Each line of the material below that holds the word "Sharpen" needs to be copied.
════════
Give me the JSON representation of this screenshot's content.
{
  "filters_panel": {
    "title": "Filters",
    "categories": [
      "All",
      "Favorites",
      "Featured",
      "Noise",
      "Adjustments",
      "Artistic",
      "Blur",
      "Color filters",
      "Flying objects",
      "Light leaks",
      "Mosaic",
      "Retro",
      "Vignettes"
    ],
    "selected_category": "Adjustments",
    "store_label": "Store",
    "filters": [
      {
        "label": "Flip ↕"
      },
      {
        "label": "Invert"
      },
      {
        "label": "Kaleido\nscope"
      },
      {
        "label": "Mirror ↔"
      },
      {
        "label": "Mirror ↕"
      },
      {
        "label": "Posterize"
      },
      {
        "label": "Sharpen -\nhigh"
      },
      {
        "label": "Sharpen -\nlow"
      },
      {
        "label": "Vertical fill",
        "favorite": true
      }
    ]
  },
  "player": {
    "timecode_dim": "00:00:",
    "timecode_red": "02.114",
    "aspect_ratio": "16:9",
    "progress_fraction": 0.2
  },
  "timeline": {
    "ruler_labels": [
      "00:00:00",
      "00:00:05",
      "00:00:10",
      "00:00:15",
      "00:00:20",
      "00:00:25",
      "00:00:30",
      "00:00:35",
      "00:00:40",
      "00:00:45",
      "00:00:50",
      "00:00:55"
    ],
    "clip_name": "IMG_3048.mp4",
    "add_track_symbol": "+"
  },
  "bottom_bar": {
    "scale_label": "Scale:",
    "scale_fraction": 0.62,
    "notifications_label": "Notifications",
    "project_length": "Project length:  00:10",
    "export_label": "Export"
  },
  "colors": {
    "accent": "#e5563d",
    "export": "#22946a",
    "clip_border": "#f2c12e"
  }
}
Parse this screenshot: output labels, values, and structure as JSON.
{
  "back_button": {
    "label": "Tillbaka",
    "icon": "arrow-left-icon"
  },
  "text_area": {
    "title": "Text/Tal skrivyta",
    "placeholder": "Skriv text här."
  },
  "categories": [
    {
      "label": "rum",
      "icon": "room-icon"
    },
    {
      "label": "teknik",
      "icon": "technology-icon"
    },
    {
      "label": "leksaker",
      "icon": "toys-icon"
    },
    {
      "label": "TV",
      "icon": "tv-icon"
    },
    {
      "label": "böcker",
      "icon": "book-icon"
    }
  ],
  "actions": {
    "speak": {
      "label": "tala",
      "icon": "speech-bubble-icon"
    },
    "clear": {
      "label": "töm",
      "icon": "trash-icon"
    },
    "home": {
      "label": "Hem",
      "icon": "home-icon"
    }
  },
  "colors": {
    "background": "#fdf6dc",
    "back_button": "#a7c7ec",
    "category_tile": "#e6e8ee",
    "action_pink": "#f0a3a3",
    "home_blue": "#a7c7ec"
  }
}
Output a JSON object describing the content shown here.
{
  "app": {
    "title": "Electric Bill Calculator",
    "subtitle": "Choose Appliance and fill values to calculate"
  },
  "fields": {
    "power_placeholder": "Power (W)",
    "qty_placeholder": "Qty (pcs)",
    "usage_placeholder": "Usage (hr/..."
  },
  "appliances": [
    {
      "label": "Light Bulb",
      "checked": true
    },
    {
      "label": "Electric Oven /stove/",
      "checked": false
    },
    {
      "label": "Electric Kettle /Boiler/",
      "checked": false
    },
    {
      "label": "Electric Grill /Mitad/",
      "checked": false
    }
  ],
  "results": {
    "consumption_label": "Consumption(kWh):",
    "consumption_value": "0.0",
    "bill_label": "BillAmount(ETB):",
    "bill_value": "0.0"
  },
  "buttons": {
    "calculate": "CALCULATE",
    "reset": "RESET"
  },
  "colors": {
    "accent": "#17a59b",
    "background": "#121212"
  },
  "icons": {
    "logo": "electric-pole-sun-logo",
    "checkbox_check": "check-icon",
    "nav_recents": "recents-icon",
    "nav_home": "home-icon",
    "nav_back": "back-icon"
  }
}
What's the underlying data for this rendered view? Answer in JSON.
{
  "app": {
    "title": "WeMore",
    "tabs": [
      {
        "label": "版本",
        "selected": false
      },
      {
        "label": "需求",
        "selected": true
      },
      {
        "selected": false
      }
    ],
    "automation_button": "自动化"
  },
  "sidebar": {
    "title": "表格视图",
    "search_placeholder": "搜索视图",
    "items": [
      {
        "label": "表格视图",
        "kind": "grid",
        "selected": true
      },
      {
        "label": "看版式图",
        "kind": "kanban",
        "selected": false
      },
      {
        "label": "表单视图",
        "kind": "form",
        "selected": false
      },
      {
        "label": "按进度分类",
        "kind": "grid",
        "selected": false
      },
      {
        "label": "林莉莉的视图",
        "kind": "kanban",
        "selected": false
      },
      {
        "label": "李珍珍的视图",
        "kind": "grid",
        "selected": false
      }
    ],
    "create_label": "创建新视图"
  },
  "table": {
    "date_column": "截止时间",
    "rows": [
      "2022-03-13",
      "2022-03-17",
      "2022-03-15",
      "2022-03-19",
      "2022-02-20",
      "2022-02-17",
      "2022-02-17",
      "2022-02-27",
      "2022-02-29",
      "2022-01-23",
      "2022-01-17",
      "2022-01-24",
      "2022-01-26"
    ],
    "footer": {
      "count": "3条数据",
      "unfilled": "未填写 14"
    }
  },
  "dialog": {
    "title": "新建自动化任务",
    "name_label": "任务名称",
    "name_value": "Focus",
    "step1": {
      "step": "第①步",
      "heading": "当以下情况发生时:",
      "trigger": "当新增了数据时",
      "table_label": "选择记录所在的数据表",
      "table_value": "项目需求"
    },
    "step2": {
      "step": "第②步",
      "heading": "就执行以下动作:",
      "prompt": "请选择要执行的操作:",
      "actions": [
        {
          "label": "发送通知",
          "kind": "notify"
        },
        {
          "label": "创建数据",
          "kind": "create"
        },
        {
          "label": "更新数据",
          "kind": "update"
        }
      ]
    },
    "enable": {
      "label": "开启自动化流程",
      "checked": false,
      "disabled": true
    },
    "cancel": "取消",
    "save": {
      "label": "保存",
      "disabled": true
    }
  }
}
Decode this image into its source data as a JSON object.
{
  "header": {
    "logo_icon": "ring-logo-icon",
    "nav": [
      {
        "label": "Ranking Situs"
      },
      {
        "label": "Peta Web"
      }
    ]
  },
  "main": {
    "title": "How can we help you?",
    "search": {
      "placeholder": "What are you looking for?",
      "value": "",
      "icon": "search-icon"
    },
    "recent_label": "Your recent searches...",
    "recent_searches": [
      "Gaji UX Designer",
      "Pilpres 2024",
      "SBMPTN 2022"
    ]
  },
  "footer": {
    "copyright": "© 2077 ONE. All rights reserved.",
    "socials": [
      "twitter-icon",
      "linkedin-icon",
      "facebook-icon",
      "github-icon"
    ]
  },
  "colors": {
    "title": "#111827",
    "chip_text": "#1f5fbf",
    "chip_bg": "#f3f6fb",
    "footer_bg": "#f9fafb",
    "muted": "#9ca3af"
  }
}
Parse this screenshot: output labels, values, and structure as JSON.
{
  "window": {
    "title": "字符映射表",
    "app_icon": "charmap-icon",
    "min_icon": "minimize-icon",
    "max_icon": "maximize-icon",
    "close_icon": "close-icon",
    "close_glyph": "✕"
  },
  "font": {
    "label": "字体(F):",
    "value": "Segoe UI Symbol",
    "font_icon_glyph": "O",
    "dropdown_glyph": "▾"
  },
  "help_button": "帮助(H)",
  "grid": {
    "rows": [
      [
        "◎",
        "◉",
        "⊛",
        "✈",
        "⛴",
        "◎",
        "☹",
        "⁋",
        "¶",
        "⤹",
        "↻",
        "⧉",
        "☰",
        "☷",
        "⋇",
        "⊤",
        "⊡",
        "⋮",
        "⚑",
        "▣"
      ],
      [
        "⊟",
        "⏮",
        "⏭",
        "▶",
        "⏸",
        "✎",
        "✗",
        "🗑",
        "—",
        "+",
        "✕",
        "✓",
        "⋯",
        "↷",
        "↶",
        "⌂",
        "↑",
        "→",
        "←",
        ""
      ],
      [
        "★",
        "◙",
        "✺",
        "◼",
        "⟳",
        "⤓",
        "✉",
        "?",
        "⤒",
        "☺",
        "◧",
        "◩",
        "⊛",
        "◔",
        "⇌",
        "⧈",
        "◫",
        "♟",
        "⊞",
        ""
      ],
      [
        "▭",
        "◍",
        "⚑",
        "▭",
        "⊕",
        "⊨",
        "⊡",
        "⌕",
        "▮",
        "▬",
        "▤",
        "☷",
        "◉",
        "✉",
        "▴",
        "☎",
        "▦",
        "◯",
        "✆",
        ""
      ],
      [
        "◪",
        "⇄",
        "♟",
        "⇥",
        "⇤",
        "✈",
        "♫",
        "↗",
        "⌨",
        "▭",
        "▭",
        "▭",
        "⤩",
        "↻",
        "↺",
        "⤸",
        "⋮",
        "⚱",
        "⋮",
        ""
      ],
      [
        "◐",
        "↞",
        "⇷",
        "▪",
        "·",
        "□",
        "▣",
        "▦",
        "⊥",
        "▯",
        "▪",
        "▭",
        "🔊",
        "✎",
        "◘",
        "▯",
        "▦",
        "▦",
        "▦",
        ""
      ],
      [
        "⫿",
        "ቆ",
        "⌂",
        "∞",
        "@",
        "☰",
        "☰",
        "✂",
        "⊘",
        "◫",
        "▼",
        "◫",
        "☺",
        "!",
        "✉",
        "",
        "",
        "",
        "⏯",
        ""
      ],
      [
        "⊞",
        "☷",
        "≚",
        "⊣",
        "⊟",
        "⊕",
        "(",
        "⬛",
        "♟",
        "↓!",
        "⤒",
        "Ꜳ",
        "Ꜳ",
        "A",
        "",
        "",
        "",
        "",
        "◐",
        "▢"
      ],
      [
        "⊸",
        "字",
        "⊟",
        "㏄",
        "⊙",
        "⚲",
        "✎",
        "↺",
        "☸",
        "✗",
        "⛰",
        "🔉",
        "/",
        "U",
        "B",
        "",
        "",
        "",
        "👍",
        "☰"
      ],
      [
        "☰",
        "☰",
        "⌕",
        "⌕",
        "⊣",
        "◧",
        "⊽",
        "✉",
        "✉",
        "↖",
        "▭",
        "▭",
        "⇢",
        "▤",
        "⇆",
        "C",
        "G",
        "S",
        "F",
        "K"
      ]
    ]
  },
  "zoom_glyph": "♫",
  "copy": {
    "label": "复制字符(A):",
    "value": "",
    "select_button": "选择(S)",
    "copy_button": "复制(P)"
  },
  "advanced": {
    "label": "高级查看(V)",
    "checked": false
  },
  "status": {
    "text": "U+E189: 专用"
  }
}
════════
▶ _REPLY_
        "label": "Sharpen -\nhigh"
        "label": "Sharpen -\nlow"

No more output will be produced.